[Data entries]
+ + + + + + +
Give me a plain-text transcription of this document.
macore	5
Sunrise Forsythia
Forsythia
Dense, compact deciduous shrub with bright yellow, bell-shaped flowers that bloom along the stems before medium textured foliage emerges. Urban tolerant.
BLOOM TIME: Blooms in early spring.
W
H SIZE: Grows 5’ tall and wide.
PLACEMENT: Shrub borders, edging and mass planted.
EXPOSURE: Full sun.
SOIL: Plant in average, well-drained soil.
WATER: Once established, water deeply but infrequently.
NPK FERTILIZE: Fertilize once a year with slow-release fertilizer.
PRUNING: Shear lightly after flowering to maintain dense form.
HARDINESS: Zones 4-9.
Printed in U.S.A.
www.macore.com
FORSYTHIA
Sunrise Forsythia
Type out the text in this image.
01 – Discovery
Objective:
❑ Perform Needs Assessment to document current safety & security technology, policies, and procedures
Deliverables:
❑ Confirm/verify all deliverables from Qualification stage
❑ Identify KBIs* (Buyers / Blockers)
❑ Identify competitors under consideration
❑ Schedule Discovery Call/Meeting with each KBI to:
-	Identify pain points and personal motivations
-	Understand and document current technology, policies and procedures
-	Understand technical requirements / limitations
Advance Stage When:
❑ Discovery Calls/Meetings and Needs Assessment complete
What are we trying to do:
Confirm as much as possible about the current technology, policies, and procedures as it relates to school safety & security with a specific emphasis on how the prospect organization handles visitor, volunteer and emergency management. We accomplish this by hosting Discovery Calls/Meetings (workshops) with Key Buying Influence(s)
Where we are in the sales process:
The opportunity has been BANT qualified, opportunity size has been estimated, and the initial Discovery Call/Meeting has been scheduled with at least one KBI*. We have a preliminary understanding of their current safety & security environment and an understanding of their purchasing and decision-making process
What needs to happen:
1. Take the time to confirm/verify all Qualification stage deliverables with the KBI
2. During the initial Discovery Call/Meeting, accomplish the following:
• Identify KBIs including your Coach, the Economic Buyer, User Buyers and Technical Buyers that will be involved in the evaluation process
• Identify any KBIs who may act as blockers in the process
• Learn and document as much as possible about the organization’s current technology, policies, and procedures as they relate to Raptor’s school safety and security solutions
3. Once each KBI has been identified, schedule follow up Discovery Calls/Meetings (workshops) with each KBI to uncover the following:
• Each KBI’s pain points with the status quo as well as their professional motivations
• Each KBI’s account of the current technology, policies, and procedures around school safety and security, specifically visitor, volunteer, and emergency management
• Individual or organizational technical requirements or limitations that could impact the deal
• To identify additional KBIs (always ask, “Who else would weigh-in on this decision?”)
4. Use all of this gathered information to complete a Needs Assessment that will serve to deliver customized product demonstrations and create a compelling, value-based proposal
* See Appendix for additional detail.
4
+ + + + + + +
* **Exercise objective**: In the data above, tally the lines holding "their" and answer with the figure only.

* **Task response**: 2